REQUIREMENT: Your task is to count the lines of the entries below that include the word "previous" and to give only the resulting number.

DATA SUPPLIED:
↓↓↓
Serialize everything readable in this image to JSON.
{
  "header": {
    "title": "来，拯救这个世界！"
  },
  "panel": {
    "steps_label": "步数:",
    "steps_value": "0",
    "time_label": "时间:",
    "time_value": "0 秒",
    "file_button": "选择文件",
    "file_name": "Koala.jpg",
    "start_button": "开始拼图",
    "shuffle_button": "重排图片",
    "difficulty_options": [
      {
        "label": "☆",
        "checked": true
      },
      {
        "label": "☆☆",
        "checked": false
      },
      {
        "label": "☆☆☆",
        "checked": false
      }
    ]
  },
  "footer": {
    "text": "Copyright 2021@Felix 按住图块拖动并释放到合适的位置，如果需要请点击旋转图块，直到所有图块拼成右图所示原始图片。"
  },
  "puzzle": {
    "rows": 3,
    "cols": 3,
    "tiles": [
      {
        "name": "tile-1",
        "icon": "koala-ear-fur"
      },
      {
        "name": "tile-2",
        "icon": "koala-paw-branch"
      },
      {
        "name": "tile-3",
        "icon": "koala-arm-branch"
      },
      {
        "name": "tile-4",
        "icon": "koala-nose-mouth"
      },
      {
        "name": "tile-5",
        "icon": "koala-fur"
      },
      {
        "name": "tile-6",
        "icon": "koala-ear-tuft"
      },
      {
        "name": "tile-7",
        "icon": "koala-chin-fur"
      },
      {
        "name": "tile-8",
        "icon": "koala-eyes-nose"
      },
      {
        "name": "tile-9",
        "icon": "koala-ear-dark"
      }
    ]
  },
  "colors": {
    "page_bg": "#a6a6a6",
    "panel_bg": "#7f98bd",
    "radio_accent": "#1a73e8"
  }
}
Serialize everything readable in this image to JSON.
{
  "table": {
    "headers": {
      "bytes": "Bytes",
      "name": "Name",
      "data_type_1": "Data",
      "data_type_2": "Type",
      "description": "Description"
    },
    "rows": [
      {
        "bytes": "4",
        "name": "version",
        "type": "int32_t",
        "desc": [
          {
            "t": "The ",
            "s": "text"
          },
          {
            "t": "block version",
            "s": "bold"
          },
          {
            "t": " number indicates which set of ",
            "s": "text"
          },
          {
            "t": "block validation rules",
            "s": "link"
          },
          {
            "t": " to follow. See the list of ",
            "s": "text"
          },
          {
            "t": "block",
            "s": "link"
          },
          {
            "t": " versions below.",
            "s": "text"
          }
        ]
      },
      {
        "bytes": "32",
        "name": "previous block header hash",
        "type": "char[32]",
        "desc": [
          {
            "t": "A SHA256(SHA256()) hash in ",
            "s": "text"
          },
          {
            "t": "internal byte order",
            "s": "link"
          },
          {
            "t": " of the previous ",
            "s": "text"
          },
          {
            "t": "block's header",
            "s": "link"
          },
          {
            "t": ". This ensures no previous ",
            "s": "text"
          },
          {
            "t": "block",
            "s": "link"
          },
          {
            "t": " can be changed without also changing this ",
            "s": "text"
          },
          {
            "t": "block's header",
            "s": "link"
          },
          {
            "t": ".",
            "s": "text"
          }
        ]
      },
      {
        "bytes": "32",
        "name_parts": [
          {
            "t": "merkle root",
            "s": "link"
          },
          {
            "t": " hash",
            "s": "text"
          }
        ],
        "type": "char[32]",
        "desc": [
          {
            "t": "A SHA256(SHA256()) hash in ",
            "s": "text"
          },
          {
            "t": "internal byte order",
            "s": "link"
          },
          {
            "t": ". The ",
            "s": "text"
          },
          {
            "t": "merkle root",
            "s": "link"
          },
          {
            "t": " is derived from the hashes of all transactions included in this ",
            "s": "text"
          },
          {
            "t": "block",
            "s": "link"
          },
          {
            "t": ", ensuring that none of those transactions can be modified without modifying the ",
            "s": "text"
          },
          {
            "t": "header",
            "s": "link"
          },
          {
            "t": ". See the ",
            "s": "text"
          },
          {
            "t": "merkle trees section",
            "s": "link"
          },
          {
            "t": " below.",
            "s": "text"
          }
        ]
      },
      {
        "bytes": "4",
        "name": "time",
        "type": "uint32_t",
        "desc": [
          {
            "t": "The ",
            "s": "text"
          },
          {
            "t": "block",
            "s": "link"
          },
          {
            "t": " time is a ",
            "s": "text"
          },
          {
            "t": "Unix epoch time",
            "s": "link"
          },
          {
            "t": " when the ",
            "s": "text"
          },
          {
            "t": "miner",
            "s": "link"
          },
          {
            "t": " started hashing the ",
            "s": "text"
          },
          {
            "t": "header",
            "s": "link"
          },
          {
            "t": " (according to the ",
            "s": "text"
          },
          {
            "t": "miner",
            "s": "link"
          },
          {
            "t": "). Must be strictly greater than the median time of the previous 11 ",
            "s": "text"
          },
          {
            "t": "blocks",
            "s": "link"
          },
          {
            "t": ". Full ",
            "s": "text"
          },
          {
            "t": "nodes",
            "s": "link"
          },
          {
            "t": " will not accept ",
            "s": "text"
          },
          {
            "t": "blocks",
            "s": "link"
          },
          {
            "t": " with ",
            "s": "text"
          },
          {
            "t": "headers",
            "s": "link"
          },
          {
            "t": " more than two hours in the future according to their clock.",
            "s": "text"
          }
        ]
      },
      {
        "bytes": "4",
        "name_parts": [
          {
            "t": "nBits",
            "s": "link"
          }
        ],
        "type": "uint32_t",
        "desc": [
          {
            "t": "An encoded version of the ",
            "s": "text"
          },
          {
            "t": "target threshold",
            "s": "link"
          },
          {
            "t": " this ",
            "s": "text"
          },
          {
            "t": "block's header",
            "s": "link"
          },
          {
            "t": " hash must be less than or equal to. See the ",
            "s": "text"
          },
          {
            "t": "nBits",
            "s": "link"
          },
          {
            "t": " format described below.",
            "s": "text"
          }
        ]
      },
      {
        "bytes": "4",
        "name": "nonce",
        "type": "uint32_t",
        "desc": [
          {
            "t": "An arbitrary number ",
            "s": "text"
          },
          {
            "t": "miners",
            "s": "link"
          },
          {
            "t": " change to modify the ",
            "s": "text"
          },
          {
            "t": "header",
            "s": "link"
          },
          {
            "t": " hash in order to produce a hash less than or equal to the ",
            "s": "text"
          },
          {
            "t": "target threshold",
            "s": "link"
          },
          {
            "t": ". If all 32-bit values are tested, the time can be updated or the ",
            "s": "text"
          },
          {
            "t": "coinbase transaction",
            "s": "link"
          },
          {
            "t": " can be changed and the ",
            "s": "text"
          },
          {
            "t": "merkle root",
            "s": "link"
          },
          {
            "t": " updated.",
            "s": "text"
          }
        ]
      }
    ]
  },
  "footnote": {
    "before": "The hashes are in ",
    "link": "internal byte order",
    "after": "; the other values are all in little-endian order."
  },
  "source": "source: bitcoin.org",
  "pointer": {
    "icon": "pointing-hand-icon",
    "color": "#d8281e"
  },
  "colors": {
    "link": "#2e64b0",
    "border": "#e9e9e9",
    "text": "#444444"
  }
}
↑↑↑
↓↓↓
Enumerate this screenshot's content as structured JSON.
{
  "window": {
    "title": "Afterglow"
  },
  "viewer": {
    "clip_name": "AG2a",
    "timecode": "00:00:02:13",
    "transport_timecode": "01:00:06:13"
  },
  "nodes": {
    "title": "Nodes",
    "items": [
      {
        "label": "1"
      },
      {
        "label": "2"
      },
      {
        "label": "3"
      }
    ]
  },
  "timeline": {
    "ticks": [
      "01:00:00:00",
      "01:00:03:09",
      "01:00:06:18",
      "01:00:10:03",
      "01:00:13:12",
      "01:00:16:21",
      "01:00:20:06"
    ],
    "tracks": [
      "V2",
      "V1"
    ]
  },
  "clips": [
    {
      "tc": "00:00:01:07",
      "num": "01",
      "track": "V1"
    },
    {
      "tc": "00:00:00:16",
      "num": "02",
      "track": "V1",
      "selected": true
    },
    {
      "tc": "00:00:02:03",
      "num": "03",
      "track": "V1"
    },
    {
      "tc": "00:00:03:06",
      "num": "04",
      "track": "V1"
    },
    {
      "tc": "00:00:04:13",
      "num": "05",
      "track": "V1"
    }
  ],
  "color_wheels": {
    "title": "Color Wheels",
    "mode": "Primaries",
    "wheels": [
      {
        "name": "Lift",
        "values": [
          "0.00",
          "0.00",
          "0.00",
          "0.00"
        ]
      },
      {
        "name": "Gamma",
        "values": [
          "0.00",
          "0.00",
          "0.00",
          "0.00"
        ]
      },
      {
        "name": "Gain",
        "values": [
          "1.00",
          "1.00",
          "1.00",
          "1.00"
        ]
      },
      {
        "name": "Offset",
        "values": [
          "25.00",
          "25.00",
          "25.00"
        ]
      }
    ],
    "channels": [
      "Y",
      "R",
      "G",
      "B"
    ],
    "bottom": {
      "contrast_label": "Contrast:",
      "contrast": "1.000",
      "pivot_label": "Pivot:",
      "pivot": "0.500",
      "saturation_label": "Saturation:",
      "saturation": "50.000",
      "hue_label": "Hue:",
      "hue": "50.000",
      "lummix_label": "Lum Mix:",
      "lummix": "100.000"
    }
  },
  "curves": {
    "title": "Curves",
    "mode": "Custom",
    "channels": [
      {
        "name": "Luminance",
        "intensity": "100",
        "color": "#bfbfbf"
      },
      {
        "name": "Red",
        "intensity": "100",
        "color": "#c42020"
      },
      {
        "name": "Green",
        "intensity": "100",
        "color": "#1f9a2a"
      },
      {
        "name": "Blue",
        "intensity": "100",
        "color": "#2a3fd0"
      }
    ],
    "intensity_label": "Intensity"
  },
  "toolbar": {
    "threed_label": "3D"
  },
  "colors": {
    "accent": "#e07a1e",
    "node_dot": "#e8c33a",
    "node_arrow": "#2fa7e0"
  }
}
↑↑↑
CORRECT RESULT: 4